**Brief:** Retype every entry in its entirety, without alteration.

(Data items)
= = = = = = =

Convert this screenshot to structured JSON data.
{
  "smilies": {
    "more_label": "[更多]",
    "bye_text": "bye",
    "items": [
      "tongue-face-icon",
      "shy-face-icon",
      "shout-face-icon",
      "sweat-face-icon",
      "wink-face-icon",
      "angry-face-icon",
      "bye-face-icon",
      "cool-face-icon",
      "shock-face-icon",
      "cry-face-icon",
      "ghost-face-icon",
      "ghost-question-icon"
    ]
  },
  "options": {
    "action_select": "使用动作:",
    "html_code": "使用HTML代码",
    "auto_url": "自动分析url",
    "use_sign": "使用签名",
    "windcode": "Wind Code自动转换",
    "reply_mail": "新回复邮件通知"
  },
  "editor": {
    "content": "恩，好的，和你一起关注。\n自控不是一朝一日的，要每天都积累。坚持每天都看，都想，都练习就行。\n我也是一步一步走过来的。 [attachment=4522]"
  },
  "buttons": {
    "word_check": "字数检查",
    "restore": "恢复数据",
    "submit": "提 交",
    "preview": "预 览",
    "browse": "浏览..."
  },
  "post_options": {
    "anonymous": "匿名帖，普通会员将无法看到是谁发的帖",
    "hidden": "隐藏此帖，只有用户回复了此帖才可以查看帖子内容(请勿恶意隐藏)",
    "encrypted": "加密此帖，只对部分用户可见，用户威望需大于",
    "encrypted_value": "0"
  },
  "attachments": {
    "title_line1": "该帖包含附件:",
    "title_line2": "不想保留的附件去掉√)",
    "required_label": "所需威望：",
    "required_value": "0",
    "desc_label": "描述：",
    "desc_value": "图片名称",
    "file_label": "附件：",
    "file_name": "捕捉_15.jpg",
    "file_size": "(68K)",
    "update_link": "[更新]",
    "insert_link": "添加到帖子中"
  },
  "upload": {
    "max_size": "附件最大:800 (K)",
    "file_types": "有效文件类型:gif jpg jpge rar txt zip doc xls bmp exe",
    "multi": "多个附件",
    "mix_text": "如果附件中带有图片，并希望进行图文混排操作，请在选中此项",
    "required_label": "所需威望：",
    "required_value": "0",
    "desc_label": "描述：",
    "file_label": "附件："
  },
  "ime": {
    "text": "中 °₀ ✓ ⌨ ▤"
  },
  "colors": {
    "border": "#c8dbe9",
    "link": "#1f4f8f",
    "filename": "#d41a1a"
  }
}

= = = = = = =

**Result of the task:**
Convert this screenshot to structured JSON data.
{
  "smilies": {
    "more_label": "[更多]",
    "bye_text": "bye",
    "items": [
      "tongue-face-icon",
      "shy-face-icon",
      "shout-face-icon",
      "sweat-face-icon",
      "wink-face-icon",
      "angry-face-icon",
      "bye-face-icon",
      "cool-face-icon",
      "shock-face-icon",
      "cry-face-icon",
      "ghost-face-icon",
      "ghost-question-icon"
    ]
  },
  "options": {
    "action_select": "使用动作:",
    "html_code": "使用HTML代码",
    "auto_url": "自动分析url",
    "use_sign": "使用签名",
    "windcode": "Wind Code自动转换",
    "reply_mail": "新回复邮件通知"
  },
  "editor": {
    "content": "恩，好的，和你一起关注。\n自控不是一朝一日的，要每天都积累。坚持每天都看，都想，都练习就行。\n我也是一步一步走过来的。 [attachment=4522]"
  },
  "buttons": {
    "word_check": "字数检查",
    "restore": "恢复数据",
    "submit": "提 交",
    "preview": "预 览",
    "browse": "浏览..."
  },
  "post_options": {
    "anonymous": "匿名帖，普通会员将无法看到是谁发的帖",
    "hidden": "隐藏此帖，只有用户回复了此帖才可以查看帖子内容(请勿恶意隐藏)",
    "encrypted": "加密此帖，只对部分用户可见，用户威望需大于",
    "encrypted_value": "0"
  },
  "attachments": {
    "title_line1": "该帖包含附件:",
    "title_line2": "不想保留的附件去掉√)",
    "required_label": "所需威望：",
    "required_value": "0",
    "desc_label": "描述：",
    "desc_value": "图片名称",
    "file_label": "附件：",
    "file_name": "捕捉_15.jpg",
    "file_size": "(68K)",
    "update_link": "[更新]",
    "insert_link": "添加到帖子中"
  },
  "upload": {
    "max_size": "附件最大:800 (K)",
    "file_types": "有效文件类型:gif jpg jpge rar txt zip doc xls bmp exe",
    "multi": "多个附件",
    "mix_text": "如果附件中带有图片，并希望进行图文混排操作，请在选中此项",
    "required_label": "所需威望：",
    "required_value": "0",
    "desc_label": "描述：",
    "file_label": "附件："
  },
  "ime": {
    "text": "中 °₀ ✓ ⌨ ▤"
  },
  "colors": {
    "border": "#c8dbe9",
    "link": "#1f4f8f",
    "filename": "#d41a1a"
  }
}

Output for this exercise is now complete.